— START OF Records shown —

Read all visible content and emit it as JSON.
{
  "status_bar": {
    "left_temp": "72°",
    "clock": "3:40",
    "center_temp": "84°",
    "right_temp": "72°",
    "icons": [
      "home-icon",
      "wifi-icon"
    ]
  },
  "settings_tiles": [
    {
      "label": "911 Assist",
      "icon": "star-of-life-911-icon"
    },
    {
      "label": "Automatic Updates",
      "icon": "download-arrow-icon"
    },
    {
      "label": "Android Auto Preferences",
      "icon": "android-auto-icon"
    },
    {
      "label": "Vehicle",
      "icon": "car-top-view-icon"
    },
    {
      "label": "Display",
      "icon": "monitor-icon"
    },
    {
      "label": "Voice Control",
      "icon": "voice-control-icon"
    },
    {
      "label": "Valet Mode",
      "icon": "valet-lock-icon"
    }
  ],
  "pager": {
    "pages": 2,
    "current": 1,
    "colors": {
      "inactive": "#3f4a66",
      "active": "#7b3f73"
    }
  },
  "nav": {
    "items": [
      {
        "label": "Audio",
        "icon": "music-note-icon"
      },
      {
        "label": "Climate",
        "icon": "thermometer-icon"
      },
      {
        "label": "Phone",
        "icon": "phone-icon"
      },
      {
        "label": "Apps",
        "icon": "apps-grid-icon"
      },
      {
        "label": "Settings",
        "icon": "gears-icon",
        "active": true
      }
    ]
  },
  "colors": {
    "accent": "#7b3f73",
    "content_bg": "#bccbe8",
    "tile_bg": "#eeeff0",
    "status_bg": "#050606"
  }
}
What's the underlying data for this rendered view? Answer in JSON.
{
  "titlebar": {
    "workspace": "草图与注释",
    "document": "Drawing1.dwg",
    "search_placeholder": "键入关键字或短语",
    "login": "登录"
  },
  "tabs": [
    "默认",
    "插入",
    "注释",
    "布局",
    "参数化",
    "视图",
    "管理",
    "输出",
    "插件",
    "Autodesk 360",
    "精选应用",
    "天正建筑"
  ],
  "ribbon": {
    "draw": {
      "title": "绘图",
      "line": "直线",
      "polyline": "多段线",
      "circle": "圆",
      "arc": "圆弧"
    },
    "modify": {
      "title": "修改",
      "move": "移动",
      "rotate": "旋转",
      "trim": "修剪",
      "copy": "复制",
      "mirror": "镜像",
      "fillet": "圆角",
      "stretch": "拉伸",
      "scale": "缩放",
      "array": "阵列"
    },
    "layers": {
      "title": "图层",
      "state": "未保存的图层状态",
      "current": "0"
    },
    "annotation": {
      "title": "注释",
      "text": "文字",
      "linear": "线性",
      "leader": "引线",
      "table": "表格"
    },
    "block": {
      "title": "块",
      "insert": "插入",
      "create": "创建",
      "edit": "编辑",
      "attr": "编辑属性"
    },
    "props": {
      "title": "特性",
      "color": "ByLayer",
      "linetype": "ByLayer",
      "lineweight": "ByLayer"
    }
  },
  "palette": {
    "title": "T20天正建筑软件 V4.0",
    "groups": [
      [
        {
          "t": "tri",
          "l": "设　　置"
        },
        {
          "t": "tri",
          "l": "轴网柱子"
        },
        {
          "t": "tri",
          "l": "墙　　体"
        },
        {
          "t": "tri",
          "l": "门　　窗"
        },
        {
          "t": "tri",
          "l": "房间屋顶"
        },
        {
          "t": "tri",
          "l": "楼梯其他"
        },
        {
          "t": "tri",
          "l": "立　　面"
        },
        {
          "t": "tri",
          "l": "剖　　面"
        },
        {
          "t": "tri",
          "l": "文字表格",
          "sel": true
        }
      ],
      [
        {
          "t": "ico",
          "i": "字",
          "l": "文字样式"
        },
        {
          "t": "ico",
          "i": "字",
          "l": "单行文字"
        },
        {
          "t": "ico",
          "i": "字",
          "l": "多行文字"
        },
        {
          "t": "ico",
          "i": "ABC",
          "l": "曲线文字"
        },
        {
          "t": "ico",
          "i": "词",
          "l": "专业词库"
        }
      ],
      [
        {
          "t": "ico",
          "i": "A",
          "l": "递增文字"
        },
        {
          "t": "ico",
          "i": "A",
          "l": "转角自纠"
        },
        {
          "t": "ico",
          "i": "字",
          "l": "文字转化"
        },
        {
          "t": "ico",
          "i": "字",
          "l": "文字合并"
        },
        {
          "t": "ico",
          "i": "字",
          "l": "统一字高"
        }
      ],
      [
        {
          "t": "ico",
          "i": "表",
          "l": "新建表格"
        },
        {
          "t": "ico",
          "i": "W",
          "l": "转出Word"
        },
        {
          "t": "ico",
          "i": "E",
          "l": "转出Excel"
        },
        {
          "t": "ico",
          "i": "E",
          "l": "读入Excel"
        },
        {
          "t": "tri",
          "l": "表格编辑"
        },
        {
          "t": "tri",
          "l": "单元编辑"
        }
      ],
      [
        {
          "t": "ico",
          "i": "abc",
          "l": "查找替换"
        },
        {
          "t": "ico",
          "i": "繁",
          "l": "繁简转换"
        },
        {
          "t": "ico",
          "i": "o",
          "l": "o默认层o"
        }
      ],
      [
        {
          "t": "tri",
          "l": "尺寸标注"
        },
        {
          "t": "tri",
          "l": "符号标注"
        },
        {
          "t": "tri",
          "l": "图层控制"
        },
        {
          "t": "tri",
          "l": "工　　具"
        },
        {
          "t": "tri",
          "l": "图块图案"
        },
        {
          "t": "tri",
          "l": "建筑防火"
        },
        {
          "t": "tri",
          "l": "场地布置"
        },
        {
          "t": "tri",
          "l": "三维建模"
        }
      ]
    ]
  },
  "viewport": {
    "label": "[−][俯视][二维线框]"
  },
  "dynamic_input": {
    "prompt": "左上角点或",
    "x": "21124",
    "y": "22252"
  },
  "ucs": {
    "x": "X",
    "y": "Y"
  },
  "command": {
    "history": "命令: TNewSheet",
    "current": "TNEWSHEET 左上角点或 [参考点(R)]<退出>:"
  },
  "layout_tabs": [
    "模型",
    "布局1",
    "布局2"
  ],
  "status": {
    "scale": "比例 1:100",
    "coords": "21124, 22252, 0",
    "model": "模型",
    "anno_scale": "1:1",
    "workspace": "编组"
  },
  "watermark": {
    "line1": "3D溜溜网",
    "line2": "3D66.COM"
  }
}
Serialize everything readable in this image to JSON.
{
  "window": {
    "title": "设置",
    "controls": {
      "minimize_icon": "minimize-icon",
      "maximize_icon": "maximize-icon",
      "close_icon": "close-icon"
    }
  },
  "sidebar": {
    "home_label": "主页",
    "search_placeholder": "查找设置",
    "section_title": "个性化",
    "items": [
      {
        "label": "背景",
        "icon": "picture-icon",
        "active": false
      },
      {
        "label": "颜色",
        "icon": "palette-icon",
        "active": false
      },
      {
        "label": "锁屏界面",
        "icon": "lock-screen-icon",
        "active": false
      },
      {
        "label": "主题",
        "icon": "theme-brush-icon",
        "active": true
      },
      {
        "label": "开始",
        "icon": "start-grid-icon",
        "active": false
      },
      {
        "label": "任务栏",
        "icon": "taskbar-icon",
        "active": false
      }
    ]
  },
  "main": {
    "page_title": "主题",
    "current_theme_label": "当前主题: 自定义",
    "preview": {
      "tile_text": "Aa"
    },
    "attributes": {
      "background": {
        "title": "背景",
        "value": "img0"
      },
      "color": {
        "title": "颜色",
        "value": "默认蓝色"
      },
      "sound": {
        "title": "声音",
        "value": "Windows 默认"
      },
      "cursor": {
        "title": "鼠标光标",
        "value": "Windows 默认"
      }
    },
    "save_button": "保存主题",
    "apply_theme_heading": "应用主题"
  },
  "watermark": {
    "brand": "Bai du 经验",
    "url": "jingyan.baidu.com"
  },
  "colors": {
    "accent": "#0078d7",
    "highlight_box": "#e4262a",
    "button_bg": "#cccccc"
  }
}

— END OF Records shown —

Aim of the exercise: Quote, without alteration, the final stretch of the entries: the line with "Serialize everything readable" onward to the last line.

Solved problem:
Serialize everything readable in this image to JSON.
{
  "window": {
    "title": "设置",
    "controls": {
      "minimize_icon": "minimize-icon",
      "maximize_icon": "maximize-icon",
      "close_icon": "close-icon"
    }
  },
  "sidebar": {
    "home_label": "主页",
    "search_placeholder": "查找设置",
    "section_title": "个性化",
    "items": [
      {
        "label": "背景",
        "icon": "picture-icon",
        "active": false
      },
      {
        "label": "颜色",
        "icon": "palette-icon",
        "active": false
      },
      {
        "label": "锁屏界面",
        "icon": "lock-screen-icon",
        "active": false
      },
      {
        "label": "主题",
        "icon": "theme-brush-icon",
        "active": true
      },
      {
        "label": "开始",
        "icon": "start-grid-icon",
        "active": false
      },
      {
        "label": "任务栏",
        "icon": "taskbar-icon",
        "active": false
      }
    ]
  },
  "main": {
    "page_title": "主题",
    "current_theme_label": "当前主题: 自定义",
    "preview": {
      "tile_text": "Aa"
    },
    "attributes": {
      "background": {
        "title": "背景",
        "value": "img0"
      },
      "color": {
        "title": "颜色",
        "value": "默认蓝色"
      },
      "sound": {
        "title": "声音",
        "value": "Windows 默认"
      },
      "cursor": {
        "title": "鼠标光标",
        "value": "Windows 默认"
      }
    },
    "save_button": "保存主题",
    "apply_theme_heading": "应用主题"
  },
  "watermark": {
    "brand": "Bai du 经验",
    "url": "jingyan.baidu.com"
  },
  "colors": {
    "accent": "#0078d7",
    "highlight_box": "#e4262a",
    "button_bg": "#cccccc"
  }
}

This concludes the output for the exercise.